--- Begin Dataset ---
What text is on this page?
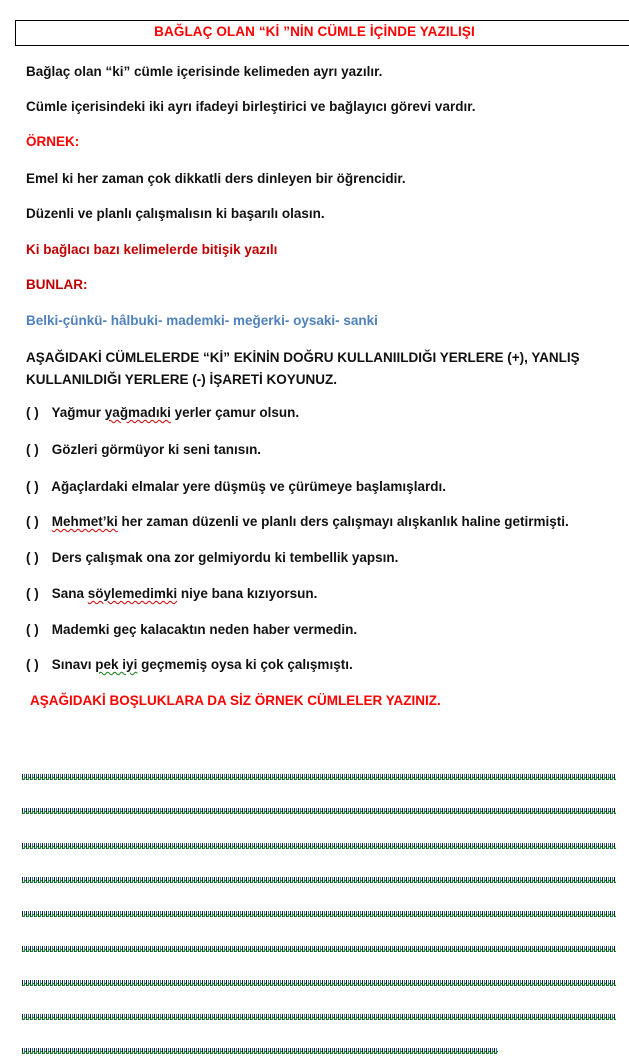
BAĞLAÇ OLAN “Kİ ”NİN CÜMLE İÇİNDE YAZILIŞI
Bağlaç olan “ki” cümle içerisinde kelimeden ayrı yazılır.
Cümle içerisindeki iki ayrı ifadeyi birleştirici ve bağlayıcı görevi vardır.
ÖRNEK:
Emel ki her zaman çok dikkatli ders dinleyen bir öğrencidir.
Düzenli ve planlı çalışmalısın ki başarılı olasın.
Ki bağlacı bazı kelimelerde bitişik yazılı
BUNLAR:
Belki-çünkü- hâlbuki- mademki- meğerki- oysaki- sanki
AŞAĞIDAKİ CÜMLELERDE “Kİ” EKİNİN DOĞRU KULLANIILDIĞI YERLERE (+), YANLIŞ KULLANILDIĞI YERLERE (-) İŞARETİ KOYUNUZ.
( ) Yağmur yağmadıki yerler çamur olsun.
( ) Gözleri görmüyor ki seni tanısın.
( ) Ağaçlardaki elmalar yere düşmüş ve çürümeye başlamışlardı.
( ) Mehmet’ki her zaman düzenli ve planlı ders çalışmayı alışkanlık haline getirmişti.
( ) Ders çalışmak ona zor gelmiyordu ki tembellik yapsın.
( ) Sana söylemedimki niye bana kızıyorsun.
( ) Mademki geç kalacaktın neden haber vermedin.
( ) Sınavı pek iyi geçmemiş oysa ki çok çalışmıştı.
AŞAĞIDAKİ BOŞLUKLARA DA SİZ ÖRNEK CÜMLELER YAZINIZ.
--- End Dataset ---
Direction
Reproduce every record above exactly, but leave out the pictures.

Problem solution
What text is on this page?
BAĞLAÇ OLAN “Kİ ”NİN CÜMLE İÇİNDE YAZILIŞI
Bağlaç olan “ki” cümle içerisinde kelimeden ayrı yazılır.
Cümle içerisindeki iki ayrı ifadeyi birleştirici ve bağlayıcı görevi vardır.
ÖRNEK:
Emel ki her zaman çok dikkatli ders dinleyen bir öğrencidir.
Düzenli ve planlı çalışmalısın ki başarılı olasın.
Ki bağlacı bazı kelimelerde bitişik yazılı
BUNLAR:
Belki-çünkü- hâlbuki- mademki- meğerki- oysaki- sanki
AŞAĞIDAKİ CÜMLELERDE “Kİ” EKİNİN DOĞRU KULLANIILDIĞI YERLERE (+), YANLIŞ KULLANILDIĞI YERLERE (-) İŞARETİ KOYUNUZ.
( ) Yağmur yağmadıki yerler çamur olsun.
( ) Gözleri görmüyor ki seni tanısın.
( ) Ağaçlardaki elmalar yere düşmüş ve çürümeye başlamışlardı.
( ) Mehmet’ki her zaman düzenli ve planlı ders çalışmayı alışkanlık haline getirmişti.
( ) Ders çalışmak ona zor gelmiyordu ki tembellik yapsın.
( ) Sana söylemedimki niye bana kızıyorsun.
( ) Mademki geç kalacaktın neden haber vermedin.
( ) Sınavı pek iyi geçmemiş oysa ki çok çalışmıştı.
AŞAĞIDAKİ BOŞLUKLARA DA SİZ ÖRNEK CÜMLELER YAZINIZ.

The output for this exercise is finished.